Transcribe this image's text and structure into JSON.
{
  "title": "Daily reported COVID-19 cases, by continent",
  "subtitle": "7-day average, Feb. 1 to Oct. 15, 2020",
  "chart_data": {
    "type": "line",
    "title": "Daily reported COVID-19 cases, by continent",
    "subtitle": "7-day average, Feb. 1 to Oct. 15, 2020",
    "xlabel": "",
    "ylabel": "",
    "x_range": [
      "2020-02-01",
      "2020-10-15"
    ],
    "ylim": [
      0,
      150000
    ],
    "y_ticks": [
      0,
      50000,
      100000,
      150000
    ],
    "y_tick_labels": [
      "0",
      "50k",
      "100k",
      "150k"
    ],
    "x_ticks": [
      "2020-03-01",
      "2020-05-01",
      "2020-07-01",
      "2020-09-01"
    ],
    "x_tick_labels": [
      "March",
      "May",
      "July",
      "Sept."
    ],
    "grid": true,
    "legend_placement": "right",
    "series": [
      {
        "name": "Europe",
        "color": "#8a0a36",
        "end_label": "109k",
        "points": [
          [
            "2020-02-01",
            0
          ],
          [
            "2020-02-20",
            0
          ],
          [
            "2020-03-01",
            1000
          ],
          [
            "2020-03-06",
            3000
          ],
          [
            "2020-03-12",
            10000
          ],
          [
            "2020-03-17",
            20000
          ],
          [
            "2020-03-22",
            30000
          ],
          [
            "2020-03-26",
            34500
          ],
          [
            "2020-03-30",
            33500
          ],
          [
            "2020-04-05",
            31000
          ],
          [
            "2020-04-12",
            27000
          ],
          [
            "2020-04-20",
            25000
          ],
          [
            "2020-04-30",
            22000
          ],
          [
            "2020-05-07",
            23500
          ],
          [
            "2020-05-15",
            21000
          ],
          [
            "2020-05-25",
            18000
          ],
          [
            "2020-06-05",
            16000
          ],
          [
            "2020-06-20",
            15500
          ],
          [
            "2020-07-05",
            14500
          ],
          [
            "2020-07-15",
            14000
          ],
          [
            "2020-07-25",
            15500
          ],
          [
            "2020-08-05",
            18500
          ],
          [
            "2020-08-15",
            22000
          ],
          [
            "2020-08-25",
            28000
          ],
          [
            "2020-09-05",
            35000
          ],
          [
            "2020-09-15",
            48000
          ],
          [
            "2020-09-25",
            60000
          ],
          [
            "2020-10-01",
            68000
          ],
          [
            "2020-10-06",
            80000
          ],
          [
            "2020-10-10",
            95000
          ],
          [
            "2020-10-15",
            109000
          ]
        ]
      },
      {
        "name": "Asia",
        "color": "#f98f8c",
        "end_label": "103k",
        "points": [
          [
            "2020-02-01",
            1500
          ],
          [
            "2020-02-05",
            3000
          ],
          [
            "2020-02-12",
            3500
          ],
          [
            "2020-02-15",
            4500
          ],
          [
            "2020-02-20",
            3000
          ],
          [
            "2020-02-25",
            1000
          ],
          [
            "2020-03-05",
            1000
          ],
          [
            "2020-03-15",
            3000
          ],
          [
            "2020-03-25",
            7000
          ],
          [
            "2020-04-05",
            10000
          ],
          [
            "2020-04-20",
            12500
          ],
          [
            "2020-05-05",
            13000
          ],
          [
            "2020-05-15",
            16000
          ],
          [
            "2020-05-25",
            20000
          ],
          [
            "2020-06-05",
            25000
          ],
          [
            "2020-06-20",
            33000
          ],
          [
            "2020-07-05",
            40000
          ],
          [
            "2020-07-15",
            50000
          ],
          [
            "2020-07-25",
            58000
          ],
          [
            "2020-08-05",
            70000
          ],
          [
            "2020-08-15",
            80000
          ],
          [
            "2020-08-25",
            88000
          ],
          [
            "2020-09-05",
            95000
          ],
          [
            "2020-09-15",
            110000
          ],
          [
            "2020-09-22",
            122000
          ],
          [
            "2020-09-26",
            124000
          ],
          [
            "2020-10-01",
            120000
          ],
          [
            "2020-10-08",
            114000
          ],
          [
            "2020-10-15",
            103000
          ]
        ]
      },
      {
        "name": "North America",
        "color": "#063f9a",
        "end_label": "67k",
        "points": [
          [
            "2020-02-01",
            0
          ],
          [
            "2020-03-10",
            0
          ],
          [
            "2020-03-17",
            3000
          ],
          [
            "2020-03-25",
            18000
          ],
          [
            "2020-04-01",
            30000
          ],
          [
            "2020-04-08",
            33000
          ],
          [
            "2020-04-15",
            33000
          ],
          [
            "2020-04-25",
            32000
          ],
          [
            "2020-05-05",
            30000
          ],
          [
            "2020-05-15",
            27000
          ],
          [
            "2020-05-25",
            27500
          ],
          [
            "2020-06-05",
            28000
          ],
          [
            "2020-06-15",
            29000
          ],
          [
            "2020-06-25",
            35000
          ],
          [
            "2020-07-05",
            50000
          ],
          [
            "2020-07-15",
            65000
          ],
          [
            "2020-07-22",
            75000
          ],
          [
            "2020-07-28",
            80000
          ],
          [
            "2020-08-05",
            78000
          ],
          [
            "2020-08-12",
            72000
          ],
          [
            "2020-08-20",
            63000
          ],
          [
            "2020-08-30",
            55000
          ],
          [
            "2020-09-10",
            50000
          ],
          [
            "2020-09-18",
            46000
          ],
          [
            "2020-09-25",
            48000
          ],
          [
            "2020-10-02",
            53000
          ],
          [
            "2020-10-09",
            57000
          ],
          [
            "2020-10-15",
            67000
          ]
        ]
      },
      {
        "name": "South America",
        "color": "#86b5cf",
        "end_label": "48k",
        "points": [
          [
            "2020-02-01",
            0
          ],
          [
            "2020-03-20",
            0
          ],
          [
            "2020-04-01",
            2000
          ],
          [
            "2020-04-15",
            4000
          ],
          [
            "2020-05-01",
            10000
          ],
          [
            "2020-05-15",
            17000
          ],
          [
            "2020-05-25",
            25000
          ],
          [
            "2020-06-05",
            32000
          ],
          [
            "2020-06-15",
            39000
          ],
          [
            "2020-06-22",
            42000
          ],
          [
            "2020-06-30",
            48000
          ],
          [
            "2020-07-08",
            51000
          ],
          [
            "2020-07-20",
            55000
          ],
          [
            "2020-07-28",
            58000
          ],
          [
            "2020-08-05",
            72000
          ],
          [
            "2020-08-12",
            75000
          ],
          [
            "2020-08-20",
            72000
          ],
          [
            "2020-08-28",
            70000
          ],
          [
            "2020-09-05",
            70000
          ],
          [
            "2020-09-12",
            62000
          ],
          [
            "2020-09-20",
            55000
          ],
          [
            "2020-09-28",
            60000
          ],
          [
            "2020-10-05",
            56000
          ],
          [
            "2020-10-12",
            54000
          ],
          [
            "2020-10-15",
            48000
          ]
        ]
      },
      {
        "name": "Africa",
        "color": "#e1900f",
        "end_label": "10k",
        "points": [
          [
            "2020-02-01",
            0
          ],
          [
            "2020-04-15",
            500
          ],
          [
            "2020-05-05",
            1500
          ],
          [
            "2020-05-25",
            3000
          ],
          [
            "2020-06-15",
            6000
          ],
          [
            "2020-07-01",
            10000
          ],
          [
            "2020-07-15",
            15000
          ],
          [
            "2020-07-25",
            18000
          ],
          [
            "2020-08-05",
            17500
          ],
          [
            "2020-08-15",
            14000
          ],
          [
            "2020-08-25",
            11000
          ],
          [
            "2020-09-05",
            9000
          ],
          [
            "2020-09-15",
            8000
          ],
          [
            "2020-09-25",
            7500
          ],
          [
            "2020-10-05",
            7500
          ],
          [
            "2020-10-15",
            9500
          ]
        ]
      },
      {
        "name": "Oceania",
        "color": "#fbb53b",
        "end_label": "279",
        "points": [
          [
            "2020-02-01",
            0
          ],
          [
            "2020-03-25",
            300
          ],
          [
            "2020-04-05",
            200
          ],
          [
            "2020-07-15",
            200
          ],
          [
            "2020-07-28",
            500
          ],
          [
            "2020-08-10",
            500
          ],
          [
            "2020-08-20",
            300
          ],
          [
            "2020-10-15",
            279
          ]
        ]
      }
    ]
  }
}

————

Goal:
Tally the lines in these entries that have the string "average" in them, then answer with the count and nothing else.

Exercise answer:
2